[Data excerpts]
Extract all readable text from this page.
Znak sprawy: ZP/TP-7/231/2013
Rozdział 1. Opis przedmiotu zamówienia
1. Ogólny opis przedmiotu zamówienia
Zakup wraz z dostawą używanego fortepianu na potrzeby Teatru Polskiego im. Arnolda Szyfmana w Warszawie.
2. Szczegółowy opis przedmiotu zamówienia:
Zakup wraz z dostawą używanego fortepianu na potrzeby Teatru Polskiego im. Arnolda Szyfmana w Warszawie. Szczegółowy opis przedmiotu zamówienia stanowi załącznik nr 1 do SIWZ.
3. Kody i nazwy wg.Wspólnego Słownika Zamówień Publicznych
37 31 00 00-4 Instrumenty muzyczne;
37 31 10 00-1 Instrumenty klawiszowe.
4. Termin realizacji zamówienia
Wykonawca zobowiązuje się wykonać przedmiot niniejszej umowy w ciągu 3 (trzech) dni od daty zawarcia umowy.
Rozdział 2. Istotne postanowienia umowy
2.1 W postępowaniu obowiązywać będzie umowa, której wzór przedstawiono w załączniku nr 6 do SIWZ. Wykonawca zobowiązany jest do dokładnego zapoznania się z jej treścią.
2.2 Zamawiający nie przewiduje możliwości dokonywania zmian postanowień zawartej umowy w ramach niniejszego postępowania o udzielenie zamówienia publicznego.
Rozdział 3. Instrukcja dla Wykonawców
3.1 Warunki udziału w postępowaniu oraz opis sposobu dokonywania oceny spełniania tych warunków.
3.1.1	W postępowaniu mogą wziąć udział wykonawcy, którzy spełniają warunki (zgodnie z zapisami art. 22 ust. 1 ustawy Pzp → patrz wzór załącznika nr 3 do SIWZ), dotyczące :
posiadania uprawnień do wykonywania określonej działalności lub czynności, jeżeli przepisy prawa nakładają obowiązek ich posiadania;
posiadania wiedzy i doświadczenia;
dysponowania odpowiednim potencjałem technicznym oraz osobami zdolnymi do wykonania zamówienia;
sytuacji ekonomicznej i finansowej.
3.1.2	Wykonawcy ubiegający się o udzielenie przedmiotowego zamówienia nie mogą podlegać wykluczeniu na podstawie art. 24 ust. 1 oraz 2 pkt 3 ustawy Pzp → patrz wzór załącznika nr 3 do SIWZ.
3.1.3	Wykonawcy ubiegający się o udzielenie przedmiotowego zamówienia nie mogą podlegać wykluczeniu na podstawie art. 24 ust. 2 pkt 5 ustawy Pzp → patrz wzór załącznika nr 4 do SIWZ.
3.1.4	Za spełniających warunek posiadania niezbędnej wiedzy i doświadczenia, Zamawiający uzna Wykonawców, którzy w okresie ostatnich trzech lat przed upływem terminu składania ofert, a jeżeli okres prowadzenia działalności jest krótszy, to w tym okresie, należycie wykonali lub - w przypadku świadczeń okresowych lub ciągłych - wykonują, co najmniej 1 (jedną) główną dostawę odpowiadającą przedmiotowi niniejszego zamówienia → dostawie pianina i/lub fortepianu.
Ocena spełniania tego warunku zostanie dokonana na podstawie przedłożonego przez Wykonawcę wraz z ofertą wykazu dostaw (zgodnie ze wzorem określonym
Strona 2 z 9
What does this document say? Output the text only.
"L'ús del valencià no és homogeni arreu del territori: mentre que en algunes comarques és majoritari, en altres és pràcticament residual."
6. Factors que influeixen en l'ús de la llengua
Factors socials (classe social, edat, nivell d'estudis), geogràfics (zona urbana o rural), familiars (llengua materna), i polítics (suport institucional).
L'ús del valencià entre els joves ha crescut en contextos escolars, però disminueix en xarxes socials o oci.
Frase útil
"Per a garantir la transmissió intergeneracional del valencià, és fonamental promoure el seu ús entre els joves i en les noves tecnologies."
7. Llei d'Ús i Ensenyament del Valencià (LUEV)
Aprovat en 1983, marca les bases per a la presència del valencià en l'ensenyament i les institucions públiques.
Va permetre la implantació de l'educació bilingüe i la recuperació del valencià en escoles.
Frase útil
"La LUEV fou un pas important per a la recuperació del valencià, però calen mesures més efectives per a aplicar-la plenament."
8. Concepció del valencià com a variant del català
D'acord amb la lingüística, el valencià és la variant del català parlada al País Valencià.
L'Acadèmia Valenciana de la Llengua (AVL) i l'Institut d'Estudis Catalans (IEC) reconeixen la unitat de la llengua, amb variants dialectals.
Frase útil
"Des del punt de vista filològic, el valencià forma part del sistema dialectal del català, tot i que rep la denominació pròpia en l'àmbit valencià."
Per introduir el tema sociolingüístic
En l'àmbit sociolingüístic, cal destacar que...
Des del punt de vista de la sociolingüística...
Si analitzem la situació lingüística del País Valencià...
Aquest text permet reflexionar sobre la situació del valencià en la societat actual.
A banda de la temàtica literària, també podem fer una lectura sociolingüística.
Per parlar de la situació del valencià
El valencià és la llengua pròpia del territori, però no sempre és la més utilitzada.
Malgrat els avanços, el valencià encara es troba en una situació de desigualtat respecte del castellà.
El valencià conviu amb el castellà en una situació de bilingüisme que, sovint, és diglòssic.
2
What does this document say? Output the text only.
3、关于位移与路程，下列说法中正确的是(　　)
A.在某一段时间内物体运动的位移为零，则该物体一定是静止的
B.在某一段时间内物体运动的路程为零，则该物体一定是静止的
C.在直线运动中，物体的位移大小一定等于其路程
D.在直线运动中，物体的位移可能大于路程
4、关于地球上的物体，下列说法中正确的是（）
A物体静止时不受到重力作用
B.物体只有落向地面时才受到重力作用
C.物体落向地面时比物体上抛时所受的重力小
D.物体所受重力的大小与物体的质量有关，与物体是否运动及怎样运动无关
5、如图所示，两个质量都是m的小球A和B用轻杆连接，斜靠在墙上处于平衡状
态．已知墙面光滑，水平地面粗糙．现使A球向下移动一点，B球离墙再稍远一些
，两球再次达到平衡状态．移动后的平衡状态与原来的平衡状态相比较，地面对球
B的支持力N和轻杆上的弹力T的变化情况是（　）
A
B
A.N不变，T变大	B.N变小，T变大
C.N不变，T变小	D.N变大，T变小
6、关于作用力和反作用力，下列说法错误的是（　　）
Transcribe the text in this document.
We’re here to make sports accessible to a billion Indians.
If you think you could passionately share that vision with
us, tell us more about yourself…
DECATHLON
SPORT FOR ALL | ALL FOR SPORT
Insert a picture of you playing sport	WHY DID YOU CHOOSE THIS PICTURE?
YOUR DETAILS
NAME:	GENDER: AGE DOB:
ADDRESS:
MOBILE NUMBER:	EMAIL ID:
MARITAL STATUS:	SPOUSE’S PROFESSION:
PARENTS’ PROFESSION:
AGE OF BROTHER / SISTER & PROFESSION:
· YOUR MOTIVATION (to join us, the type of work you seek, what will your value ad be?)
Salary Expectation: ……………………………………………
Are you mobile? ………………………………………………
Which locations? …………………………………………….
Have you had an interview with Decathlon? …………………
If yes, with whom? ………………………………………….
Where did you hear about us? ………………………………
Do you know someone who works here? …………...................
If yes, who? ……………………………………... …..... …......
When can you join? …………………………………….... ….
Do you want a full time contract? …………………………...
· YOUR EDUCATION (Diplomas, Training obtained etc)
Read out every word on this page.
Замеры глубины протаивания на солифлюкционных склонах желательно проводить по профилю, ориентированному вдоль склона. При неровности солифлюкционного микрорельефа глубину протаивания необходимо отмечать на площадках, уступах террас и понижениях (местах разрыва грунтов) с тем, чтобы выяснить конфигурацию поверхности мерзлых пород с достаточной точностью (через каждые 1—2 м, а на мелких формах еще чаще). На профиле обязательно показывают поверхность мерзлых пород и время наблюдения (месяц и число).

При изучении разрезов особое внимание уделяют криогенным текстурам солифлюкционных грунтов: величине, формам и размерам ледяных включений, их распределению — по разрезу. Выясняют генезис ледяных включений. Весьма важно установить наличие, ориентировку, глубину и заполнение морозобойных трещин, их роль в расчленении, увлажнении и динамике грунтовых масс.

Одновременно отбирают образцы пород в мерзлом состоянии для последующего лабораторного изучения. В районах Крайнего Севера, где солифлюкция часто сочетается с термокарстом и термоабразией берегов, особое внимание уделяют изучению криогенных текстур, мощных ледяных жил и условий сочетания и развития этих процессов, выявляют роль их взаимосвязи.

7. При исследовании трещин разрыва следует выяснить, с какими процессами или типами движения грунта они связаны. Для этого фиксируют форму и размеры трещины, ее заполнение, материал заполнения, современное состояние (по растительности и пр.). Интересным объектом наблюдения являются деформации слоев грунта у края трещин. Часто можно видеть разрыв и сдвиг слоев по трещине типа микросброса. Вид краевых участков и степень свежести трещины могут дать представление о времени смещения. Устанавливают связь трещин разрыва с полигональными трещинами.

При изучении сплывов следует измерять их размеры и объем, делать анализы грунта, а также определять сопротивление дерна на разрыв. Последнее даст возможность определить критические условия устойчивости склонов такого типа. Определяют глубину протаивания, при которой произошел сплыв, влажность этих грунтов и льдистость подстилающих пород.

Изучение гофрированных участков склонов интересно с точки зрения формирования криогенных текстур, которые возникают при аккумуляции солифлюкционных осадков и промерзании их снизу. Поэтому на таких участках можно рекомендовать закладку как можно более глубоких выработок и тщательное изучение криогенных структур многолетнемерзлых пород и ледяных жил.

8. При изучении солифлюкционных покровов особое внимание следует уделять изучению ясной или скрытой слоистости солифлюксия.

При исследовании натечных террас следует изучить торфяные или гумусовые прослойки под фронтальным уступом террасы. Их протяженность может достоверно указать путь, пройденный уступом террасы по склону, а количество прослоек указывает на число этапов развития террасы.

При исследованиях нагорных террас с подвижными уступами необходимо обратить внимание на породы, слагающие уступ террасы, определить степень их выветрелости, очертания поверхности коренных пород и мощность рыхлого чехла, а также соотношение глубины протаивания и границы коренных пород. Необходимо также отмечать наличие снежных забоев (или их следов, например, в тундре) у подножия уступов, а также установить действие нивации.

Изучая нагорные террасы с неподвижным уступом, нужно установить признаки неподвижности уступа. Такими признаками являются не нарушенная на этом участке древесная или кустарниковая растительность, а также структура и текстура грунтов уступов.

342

> **Task to complete**:
Report all lines of the data above that include the string "dostawą".

> **Exercise response**:
Zakup wraz z dostawą używanego fortepianu na potrzeby Teatru Polskiego im. Arnolda Szyfmana w Warszawie.
Zakup wraz z dostawą używanego fortepianu na potrzeby Teatru Polskiego im. Arnolda Szyfmana w Warszawie. Szczegółowy opis przedmiotu zamówienia stanowi załącznik nr 1 do SIWZ.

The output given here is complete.